• _Exercise description_:
Write out every entry precisely as given, leaving the pictures out.

##### Information supplied

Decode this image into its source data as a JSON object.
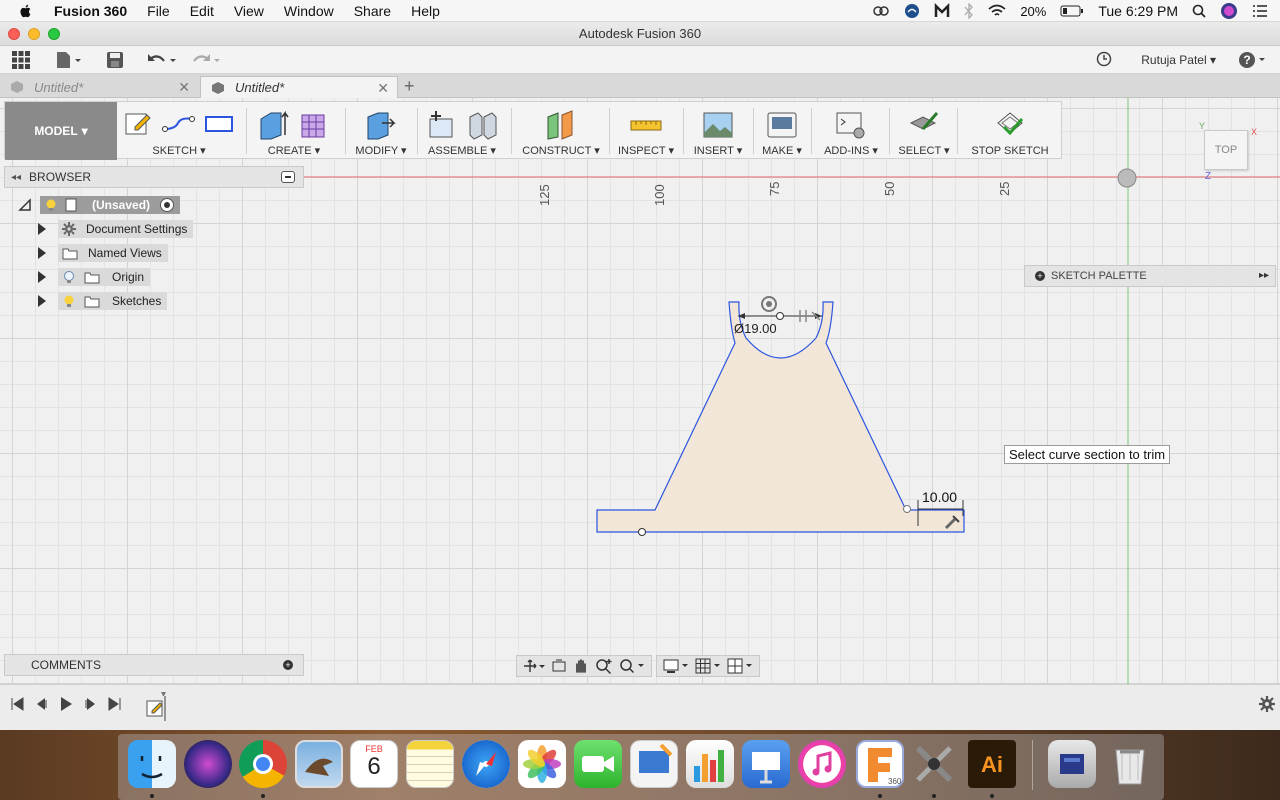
{
  "menubar": {
    "app_name": "Fusion 360",
    "items": [
      "File",
      "Edit",
      "View",
      "Window",
      "Share",
      "Help"
    ],
    "battery": "20%",
    "clock": "Tue 6:29 PM"
  },
  "window": {
    "title": "Autodesk Fusion 360"
  },
  "quick_access": {
    "user": "Rutuja Patel"
  },
  "tabs": [
    {
      "label": "Untitled*",
      "active": false
    },
    {
      "label": "Untitled*",
      "active": true
    }
  ],
  "toolbar": {
    "workspace": "MODEL",
    "groups": [
      "SKETCH",
      "CREATE",
      "MODIFY",
      "ASSEMBLE",
      "CONSTRUCT",
      "INSPECT",
      "INSERT",
      "MAKE",
      "ADD-INS",
      "SELECT",
      "STOP SKETCH"
    ]
  },
  "browser": {
    "title": "BROWSER",
    "root": "(Unsaved)",
    "nodes": [
      "Document Settings",
      "Named Views",
      "Origin",
      "Sketches"
    ]
  },
  "comments": {
    "title": "COMMENTS"
  },
  "sketch_palette": {
    "title": "SKETCH PALETTE"
  },
  "ruler": {
    "ticks": [
      "125",
      "100",
      "75",
      "50",
      "25"
    ]
  },
  "viewcube": {
    "face": "TOP",
    "axis_x": "X",
    "axis_y": "Y",
    "axis_z": "Z"
  },
  "sketch": {
    "dim_diameter": "Ø19.00",
    "dim_linear": "10.00",
    "colors": {
      "profile_fill": "#f0e2d0",
      "line": "#2255dd",
      "axis_red": "#e06666",
      "axis_green": "#66bb66"
    }
  },
  "tooltip": {
    "text": "Select curve section to trim"
  },
  "dock": {
    "calendar_month": "FEB",
    "calendar_day": "6"
  }
}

##########

• _Answer to the problem_:
Decode this image into its source data as a JSON object.
{
  "menubar": {
    "app_name": "Fusion 360",
    "items": [
      "File",
      "Edit",
      "View",
      "Window",
      "Share",
      "Help"
    ],
    "battery": "20%",
    "clock": "Tue 6:29 PM"
  },
  "window": {
    "title": "Autodesk Fusion 360"
  },
  "quick_access": {
    "user": "Rutuja Patel"
  },
  "tabs": [
    {
      "label": "Untitled*",
      "active": false
    },
    {
      "label": "Untitled*",
      "active": true
    }
  ],
  "toolbar": {
    "workspace": "MODEL",
    "groups": [
      "SKETCH",
      "CREATE",
      "MODIFY",
      "ASSEMBLE",
      "CONSTRUCT",
      "INSPECT",
      "INSERT",
      "MAKE",
      "ADD-INS",
      "SELECT",
      "STOP SKETCH"
    ]
  },
  "browser": {
    "title": "BROWSER",
    "root": "(Unsaved)",
    "nodes": [
      "Document Settings",
      "Named Views",
      "Origin",
      "Sketches"
    ]
  },
  "comments": {
    "title": "COMMENTS"
  },
  "sketch_palette": {
    "title": "SKETCH PALETTE"
  },
  "ruler": {
    "ticks": [
      "125",
      "100",
      "75",
      "50",
      "25"
    ]
  },
  "viewcube": {
    "face": "TOP",
    "axis_x": "X",
    "axis_y": "Y",
    "axis_z": "Z"
  },
  "sketch": {
    "dim_diameter": "Ø19.00",
    "dim_linear": "10.00",
    "colors": {
      "profile_fill": "#f0e2d0",
      "line": "#2255dd",
      "axis_red": "#e06666",
      "axis_green": "#66bb66"
    }
  },
  "tooltip": {
    "text": "Select curve section to trim"
  },
  "dock": {
    "calendar_month": "FEB",
    "calendar_day": "6"
  }
}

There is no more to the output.